AIM OF THE EXERCISE: Return all lines that include the string "orientation".

SOURCE MATERIAL:
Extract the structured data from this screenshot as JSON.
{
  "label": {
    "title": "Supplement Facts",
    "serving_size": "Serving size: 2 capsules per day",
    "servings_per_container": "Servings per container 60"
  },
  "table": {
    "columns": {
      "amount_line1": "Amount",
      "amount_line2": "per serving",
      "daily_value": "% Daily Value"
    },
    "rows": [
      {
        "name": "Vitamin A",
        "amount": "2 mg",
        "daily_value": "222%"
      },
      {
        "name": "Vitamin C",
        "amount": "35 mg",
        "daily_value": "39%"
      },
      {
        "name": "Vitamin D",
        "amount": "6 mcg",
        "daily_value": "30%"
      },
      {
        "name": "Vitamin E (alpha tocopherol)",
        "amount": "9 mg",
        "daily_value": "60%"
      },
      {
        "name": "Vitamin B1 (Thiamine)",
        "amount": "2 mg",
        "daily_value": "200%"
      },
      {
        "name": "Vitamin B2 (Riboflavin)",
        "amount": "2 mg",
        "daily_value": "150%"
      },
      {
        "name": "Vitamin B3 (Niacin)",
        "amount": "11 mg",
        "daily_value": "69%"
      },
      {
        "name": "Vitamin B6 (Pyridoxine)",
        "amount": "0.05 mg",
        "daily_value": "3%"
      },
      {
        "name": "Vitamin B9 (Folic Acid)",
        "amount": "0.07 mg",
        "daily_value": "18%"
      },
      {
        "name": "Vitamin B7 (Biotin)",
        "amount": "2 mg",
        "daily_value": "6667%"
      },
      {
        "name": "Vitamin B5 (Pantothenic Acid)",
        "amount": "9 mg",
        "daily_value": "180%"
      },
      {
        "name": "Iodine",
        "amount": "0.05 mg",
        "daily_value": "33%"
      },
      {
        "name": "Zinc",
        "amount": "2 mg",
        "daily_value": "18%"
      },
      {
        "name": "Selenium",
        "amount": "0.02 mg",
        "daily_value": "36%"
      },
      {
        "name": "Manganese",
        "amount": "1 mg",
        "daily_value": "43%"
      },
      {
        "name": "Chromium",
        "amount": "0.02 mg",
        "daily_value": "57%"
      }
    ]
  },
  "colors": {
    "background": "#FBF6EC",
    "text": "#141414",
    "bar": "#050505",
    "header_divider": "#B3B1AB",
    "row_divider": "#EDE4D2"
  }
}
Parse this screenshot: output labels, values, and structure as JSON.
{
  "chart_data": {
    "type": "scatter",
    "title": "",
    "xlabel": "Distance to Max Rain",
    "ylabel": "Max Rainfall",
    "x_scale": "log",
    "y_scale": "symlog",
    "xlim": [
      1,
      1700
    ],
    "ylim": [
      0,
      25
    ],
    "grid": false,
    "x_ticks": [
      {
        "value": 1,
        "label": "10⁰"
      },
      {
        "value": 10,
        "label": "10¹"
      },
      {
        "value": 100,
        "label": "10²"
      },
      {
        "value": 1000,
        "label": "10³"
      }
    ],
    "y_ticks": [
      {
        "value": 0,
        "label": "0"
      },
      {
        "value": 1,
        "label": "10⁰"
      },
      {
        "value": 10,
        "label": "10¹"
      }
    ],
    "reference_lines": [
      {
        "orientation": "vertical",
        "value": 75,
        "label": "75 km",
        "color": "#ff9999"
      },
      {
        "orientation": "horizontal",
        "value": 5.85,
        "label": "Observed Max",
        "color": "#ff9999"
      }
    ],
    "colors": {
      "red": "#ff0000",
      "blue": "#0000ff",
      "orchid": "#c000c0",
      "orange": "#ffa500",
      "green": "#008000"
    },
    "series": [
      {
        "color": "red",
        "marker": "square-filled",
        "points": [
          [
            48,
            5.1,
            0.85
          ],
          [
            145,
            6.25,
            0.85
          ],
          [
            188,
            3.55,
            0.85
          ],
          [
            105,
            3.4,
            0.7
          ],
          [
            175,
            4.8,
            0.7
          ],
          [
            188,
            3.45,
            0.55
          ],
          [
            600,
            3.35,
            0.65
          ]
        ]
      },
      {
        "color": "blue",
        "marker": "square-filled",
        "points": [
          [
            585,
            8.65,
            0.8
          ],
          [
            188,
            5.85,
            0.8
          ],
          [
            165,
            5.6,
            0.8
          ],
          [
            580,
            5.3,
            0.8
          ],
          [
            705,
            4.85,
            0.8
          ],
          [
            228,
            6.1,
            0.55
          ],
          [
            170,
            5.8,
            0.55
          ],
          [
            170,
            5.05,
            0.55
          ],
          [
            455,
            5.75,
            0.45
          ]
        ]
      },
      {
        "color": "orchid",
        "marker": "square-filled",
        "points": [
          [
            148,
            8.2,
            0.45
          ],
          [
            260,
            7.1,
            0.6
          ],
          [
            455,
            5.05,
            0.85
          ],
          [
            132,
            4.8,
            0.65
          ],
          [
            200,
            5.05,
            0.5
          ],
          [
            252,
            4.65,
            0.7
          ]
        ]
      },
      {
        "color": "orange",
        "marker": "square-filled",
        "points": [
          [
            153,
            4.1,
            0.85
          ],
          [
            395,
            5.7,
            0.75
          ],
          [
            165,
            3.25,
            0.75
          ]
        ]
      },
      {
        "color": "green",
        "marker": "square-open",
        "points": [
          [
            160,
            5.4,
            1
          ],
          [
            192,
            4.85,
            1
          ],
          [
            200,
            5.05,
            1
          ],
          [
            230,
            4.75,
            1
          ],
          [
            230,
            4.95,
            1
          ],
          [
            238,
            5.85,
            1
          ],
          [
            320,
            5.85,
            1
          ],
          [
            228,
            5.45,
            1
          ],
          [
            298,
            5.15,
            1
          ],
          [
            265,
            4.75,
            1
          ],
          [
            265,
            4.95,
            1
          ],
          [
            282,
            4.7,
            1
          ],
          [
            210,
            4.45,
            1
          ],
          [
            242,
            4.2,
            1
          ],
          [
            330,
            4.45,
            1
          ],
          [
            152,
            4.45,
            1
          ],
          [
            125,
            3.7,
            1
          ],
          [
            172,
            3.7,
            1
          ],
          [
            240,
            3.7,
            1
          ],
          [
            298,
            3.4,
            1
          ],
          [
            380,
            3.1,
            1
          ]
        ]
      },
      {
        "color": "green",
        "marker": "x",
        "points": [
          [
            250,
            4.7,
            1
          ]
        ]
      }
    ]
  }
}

COMPLETE RESPONSE:
        "orientation": "vertical",
        "orientation": "horizontal",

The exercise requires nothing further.